> _Documento fuente_
Por este mismo engaño, no entienden el amor de Dios ni el sacrificio de su Hijo en la cruz, para redimir a los que estábamos condenados, por esa naturaleza ególatra que la serpiente ofreció allá en el huerto de Edén, diciendo: “y seréis como Dios”. En ese sentimiento maligno se da lugar a la vanagloria, que es el jactarse y mostrarse orgulloso de los logros obtenidos en el mundo y que satisfacen a la carne. Pero sin la paz ni el gozo ni la esperanza de la vida que nuestro Dios da, después de la muerte. Estos beneficios se obtienen como consecuencia de oír a Dios, quien nos invita a morir a lo terrenal para nacer de nuevo. Y si alcanzamos esto, el Señor nos bautiza y nos sella con su Espíritu Santo.

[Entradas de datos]
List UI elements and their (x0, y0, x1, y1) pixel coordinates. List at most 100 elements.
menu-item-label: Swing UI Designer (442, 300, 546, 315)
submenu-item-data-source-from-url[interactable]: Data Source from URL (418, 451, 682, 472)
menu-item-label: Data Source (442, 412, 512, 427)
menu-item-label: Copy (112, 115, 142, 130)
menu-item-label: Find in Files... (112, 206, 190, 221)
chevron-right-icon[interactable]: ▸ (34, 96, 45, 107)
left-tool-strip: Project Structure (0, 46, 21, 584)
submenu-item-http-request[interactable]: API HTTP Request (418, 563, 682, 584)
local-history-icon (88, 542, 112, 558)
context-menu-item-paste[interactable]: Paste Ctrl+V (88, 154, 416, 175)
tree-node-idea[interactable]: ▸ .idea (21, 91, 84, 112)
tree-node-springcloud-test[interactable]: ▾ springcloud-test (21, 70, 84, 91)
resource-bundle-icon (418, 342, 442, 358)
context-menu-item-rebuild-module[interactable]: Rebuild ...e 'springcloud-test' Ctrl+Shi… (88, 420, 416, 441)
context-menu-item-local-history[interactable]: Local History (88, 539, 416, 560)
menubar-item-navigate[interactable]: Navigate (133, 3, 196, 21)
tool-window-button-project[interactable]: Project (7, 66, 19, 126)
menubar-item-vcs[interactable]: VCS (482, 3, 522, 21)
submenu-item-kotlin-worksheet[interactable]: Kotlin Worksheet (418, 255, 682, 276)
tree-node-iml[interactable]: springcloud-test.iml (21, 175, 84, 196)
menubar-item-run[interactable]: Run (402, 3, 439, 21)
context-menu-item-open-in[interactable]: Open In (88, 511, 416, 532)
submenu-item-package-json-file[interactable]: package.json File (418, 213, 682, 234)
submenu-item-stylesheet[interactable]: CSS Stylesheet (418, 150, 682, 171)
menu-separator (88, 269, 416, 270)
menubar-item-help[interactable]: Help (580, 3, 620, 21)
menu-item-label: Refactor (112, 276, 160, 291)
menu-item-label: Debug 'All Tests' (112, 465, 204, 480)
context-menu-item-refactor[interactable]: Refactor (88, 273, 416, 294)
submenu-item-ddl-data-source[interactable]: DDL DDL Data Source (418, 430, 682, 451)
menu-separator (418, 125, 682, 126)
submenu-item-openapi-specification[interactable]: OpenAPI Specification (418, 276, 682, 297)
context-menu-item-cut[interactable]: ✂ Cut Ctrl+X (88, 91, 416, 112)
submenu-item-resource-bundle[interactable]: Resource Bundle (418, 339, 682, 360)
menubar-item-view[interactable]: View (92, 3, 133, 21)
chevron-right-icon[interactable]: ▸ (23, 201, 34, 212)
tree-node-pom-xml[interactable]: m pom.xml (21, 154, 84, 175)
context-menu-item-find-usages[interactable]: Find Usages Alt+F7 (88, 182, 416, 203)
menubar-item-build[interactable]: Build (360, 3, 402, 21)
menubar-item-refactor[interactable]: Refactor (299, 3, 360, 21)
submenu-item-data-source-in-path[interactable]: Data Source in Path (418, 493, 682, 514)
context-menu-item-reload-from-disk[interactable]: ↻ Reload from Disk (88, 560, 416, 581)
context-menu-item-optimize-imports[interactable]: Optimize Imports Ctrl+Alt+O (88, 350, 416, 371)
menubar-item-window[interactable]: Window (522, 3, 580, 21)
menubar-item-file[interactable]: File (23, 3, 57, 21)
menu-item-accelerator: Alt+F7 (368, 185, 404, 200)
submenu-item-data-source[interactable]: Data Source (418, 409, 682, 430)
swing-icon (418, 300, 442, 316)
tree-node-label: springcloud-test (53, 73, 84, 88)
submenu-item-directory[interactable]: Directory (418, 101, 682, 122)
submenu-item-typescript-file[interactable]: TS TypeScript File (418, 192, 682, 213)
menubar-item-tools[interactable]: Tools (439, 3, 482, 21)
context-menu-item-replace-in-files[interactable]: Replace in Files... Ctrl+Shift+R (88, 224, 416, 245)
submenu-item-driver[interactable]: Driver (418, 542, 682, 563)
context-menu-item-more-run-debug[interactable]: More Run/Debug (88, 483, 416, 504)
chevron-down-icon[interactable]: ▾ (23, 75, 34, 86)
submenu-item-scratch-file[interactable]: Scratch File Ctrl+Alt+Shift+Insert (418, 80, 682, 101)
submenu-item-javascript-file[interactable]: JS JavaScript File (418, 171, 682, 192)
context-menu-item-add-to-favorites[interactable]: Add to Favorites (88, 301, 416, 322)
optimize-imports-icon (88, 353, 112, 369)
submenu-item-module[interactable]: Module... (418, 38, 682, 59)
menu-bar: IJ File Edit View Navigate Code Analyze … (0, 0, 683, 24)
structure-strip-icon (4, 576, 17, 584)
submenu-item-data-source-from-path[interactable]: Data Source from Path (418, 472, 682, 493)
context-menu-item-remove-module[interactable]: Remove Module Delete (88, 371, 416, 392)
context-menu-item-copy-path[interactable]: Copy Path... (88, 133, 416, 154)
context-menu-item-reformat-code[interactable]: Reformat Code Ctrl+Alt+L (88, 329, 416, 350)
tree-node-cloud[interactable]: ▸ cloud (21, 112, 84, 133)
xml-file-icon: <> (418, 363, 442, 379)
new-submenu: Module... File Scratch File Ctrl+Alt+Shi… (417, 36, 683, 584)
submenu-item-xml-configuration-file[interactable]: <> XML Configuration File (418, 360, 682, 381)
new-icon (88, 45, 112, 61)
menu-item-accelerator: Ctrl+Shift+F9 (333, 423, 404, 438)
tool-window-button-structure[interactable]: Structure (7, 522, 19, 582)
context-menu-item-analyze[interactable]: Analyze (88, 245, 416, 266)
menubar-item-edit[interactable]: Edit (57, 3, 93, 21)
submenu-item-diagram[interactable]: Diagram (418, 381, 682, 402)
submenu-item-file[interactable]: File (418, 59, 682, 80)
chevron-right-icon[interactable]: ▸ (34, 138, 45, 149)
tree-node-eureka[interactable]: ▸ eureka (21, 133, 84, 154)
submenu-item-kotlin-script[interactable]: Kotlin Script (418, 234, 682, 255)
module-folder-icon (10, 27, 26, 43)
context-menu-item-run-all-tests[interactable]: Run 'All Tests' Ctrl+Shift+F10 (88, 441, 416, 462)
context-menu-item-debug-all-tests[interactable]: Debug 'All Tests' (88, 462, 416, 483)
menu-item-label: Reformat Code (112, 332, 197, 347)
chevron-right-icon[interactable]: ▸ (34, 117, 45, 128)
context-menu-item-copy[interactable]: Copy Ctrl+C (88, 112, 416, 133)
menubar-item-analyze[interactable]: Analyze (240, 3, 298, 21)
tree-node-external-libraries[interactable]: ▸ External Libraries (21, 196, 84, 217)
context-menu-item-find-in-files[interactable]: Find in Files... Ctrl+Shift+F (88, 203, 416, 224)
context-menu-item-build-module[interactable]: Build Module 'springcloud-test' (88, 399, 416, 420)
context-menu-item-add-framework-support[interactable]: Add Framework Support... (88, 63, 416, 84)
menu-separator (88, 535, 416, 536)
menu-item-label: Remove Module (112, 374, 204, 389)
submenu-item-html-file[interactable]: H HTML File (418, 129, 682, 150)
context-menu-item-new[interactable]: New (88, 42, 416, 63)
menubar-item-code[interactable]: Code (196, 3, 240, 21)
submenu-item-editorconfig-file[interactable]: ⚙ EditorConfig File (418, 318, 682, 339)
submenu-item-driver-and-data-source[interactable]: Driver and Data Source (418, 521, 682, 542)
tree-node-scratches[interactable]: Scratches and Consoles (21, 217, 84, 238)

> _Acciones requeridas_
a - ¿Cómo define la vanagloria el documento fuente?
b - Reescribe como lista el párrafo del documento fuente que empieza con "Por este mismo engaño", conservando sus hechos principales.
Los registros no hacen falta para resolver las tareas.

> _Respuestas por tarea_
a - Como el jactarse y mostrarse orgulloso de los logros obtenidos en el mundo y que satisfacen a la carne.

b -
- Por este engaño no se entiende el amor de Dios ni el sacrificio de su Hijo en la cruz, que redimió a quienes estaban condenados por la naturaleza ególatra que la serpiente ofreció en el Edén ("y seréis como Dios").
- Ese sentimiento maligno da lugar a la vanagloria: jactarse y enorgullecerse de logros mundanos que satisfacen a la carne.
- La vanagloria carece de la paz, el gozo y la esperanza de la vida que Dios da después de la muerte.
- Estos beneficios se obtienen al oír a Dios, que invita a morir a lo terrenal para nacer de nuevo.
- Si se alcanza esto, el Señor bautiza y sella con su Espíritu Santo.